### Instruction
Would you write out the entries below, every one of them, exactly?

Data entries:
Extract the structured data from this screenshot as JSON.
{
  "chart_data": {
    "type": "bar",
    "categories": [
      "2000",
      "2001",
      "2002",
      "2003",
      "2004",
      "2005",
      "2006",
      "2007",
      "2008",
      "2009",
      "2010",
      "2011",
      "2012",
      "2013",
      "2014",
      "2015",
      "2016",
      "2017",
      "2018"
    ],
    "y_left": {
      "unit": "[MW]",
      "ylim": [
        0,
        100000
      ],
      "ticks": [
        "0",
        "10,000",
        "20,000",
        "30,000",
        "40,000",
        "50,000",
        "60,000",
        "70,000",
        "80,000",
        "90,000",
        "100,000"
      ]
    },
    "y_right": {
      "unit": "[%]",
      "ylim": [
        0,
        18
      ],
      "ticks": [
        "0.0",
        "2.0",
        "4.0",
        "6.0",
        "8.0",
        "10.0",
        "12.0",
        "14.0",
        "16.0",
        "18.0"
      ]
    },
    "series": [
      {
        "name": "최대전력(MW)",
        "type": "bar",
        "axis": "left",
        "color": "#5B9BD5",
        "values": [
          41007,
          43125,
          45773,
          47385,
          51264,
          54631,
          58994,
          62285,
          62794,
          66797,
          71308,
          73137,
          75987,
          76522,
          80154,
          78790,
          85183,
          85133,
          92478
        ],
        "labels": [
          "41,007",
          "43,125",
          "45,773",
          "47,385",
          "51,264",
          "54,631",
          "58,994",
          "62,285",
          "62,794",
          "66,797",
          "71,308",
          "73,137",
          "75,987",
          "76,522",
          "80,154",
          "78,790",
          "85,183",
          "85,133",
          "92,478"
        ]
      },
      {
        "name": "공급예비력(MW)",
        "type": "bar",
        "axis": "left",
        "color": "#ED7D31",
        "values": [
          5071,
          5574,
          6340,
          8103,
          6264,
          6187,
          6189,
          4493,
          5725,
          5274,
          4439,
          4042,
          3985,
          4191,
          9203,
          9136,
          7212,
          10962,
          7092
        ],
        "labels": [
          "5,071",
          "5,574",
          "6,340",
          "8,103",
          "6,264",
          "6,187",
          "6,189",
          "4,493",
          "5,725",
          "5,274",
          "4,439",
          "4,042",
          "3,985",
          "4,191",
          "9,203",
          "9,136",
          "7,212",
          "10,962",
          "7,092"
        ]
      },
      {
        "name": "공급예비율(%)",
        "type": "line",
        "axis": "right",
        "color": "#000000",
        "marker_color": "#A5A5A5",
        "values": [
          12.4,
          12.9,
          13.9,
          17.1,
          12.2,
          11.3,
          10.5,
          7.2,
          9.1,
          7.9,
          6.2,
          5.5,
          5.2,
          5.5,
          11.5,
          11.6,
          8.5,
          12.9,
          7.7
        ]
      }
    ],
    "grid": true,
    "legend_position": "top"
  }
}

### Result of the exercise
Extract the structured data from this screenshot as JSON.
{
  "chart_data": {
    "type": "bar",
    "categories": [
      "2000",
      "2001",
      "2002",
      "2003",
      "2004",
      "2005",
      "2006",
      "2007",
      "2008",
      "2009",
      "2010",
      "2011",
      "2012",
      "2013",
      "2014",
      "2015",
      "2016",
      "2017",
      "2018"
    ],
    "y_left": {
      "unit": "[MW]",
      "ylim": [
        0,
        100000
      ],
      "ticks": [
        "0",
        "10,000",
        "20,000",
        "30,000",
        "40,000",
        "50,000",
        "60,000",
        "70,000",
        "80,000",
        "90,000",
        "100,000"
      ]
    },
    "y_right": {
      "unit": "[%]",
      "ylim": [
        0,
        18
      ],
      "ticks": [
        "0.0",
        "2.0",
        "4.0",
        "6.0",
        "8.0",
        "10.0",
        "12.0",
        "14.0",
        "16.0",
        "18.0"
      ]
    },
    "series": [
      {
        "name": "최대전력(MW)",
        "type": "bar",
        "axis": "left",
        "color": "#5B9BD5",
        "values": [
          41007,
          43125,
          45773,
          47385,
          51264,
          54631,
          58994,
          62285,
          62794,
          66797,
          71308,
          73137,
          75987,
          76522,
          80154,
          78790,
          85183,
          85133,
          92478
        ],
        "labels": [
          "41,007",
          "43,125",
          "45,773",
          "47,385",
          "51,264",
          "54,631",
          "58,994",
          "62,285",
          "62,794",
          "66,797",
          "71,308",
          "73,137",
          "75,987",
          "76,522",
          "80,154",
          "78,790",
          "85,183",
          "85,133",
          "92,478"
        ]
      },
      {
        "name": "공급예비력(MW)",
        "type": "bar",
        "axis": "left",
        "color": "#ED7D31",
        "values": [
          5071,
          5574,
          6340,
          8103,
          6264,
          6187,
          6189,
          4493,
          5725,
          5274,
          4439,
          4042,
          3985,
          4191,
          9203,
          9136,
          7212,
          10962,
          7092
        ],
        "labels": [
          "5,071",
          "5,574",
          "6,340",
          "8,103",
          "6,264",
          "6,187",
          "6,189",
          "4,493",
          "5,725",
          "5,274",
          "4,439",
          "4,042",
          "3,985",
          "4,191",
          "9,203",
          "9,136",
          "7,212",
          "10,962",
          "7,092"
        ]
      },
      {
        "name": "공급예비율(%)",
        "type": "line",
        "axis": "right",
        "color": "#000000",
        "marker_color": "#A5A5A5",
        "values": [
          12.4,
          12.9,
          13.9,
          17.1,
          12.2,
          11.3,
          10.5,
          7.2,
          9.1,
          7.9,
          6.2,
          5.5,
          5.2,
          5.5,
          11.5,
          11.6,
          8.5,
          12.9,
          7.7
        ]
      }
    ],
    "grid": true,
    "legend_position": "top"
  }
}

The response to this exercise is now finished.